(Work instructions): Repeat the following lines exactly and nothing else: the line containing "Convert this screenshot" and each line after it through the end of the listing.

(Dataset extract):
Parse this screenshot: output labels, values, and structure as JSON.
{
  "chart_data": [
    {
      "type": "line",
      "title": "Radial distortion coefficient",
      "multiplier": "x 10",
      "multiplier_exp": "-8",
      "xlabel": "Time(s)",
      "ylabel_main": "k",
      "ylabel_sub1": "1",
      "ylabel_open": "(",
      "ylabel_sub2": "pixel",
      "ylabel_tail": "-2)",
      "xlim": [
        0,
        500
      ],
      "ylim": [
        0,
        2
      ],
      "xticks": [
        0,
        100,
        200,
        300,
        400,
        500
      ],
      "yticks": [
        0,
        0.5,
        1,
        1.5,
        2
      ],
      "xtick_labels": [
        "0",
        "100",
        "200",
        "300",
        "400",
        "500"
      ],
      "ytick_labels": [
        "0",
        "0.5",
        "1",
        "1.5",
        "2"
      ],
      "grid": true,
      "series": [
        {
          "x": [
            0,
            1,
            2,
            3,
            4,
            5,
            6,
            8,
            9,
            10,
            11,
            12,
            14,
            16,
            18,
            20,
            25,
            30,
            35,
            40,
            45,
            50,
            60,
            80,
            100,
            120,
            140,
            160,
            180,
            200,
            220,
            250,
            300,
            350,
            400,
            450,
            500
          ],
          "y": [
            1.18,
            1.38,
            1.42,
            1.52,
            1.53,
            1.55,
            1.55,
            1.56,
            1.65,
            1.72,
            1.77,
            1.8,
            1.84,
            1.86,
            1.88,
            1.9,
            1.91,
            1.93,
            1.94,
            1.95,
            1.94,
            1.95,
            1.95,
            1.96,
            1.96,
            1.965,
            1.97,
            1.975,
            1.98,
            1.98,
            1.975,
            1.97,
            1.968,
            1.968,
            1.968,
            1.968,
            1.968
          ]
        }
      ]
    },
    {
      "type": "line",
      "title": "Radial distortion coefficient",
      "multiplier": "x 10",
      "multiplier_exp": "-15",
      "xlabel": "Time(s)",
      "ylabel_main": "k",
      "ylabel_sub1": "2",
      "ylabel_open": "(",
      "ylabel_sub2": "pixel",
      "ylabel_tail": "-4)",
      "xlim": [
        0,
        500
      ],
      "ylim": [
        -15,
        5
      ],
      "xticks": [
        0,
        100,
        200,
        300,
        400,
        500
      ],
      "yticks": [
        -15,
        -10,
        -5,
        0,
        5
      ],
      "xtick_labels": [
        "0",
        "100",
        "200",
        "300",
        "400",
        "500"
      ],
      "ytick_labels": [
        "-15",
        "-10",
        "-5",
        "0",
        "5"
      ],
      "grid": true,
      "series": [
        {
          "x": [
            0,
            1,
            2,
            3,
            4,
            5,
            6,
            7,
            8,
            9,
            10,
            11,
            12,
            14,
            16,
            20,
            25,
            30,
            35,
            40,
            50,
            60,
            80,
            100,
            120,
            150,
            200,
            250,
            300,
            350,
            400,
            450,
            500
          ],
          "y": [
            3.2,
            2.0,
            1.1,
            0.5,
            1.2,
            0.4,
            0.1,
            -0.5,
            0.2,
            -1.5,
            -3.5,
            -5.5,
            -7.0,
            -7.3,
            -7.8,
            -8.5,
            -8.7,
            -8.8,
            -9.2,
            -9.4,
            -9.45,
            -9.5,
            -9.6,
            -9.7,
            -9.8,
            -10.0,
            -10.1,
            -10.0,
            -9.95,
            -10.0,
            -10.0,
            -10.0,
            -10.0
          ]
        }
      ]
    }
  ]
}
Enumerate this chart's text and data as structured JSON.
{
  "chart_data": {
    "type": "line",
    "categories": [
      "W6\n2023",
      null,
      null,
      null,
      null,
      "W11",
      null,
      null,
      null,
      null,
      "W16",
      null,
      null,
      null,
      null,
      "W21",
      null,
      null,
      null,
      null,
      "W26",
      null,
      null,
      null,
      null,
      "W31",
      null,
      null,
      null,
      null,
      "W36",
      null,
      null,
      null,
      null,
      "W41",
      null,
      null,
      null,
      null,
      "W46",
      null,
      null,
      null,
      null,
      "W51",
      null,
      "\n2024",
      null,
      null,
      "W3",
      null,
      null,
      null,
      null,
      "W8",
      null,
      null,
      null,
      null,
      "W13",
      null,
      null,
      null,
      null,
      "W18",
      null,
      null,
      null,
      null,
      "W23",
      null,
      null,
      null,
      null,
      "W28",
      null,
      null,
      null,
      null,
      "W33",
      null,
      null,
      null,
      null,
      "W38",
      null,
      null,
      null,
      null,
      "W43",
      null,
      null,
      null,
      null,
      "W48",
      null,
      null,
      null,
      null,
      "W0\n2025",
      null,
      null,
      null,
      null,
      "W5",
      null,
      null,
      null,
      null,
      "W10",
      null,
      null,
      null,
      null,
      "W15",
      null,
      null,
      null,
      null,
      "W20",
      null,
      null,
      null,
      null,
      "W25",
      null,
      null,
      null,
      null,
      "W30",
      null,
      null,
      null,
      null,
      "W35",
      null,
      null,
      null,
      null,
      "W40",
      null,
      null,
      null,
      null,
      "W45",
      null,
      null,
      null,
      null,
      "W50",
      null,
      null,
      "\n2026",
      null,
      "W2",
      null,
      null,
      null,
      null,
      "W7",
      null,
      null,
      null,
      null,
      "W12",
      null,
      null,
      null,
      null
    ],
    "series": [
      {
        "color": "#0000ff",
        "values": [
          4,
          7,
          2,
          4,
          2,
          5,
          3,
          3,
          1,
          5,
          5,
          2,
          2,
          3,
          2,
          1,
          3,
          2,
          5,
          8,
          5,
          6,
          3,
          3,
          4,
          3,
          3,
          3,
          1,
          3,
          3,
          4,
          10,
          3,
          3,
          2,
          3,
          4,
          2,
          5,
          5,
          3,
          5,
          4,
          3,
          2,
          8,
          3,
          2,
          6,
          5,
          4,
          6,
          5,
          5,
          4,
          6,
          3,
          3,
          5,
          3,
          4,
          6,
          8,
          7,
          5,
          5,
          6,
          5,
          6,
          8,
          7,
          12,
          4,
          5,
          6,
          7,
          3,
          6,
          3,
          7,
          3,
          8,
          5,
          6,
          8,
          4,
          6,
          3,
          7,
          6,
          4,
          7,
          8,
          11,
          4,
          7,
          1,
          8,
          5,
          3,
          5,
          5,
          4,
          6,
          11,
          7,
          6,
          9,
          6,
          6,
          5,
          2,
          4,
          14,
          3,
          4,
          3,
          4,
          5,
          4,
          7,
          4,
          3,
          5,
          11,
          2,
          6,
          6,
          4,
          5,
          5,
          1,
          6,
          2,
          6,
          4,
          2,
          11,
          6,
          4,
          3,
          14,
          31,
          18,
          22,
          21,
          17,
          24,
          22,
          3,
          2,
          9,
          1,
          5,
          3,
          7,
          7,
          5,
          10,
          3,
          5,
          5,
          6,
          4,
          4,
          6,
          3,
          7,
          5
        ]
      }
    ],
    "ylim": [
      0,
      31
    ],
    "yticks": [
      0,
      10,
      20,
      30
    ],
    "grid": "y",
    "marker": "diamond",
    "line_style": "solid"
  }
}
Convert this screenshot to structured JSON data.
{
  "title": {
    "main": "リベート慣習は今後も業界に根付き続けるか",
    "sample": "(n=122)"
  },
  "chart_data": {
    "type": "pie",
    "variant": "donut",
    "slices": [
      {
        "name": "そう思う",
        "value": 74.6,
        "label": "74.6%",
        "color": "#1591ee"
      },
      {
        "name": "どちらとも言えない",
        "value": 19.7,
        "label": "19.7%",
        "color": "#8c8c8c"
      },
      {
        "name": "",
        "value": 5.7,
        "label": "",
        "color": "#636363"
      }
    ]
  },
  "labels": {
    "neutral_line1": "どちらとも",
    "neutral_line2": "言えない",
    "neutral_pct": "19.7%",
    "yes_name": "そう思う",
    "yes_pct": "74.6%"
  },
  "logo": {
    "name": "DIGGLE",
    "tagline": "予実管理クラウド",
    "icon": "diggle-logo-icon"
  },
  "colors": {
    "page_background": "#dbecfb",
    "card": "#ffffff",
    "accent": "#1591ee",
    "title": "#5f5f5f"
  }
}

(Answer to this exercise):
Convert this screenshot to structured JSON data.
{
  "title": {
    "main": "リベート慣習は今後も業界に根付き続けるか",
    "sample": "(n=122)"
  },
  "chart_data": {
    "type": "pie",
    "variant": "donut",
    "slices": [
      {
        "name": "そう思う",
        "value": 74.6,
        "label": "74.6%",
        "color": "#1591ee"
      },
      {
        "name": "どちらとも言えない",
        "value": 19.7,
        "label": "19.7%",
        "color": "#8c8c8c"
      },
      {
        "name": "",
        "value": 5.7,
        "label": "",
        "color": "#636363"
      }
    ]
  },
  "labels": {
    "neutral_line1": "どちらとも",
    "neutral_line2": "言えない",
    "neutral_pct": "19.7%",
    "yes_name": "そう思う",
    "yes_pct": "74.6%"
  },
  "logo": {
    "name": "DIGGLE",
    "tagline": "予実管理クラウド",
    "icon": "diggle-logo-icon"
  },
  "colors": {
    "page_background": "#dbecfb",
    "card": "#ffffff",
    "accent": "#1591ee",
    "title": "#5f5f5f"
  }
}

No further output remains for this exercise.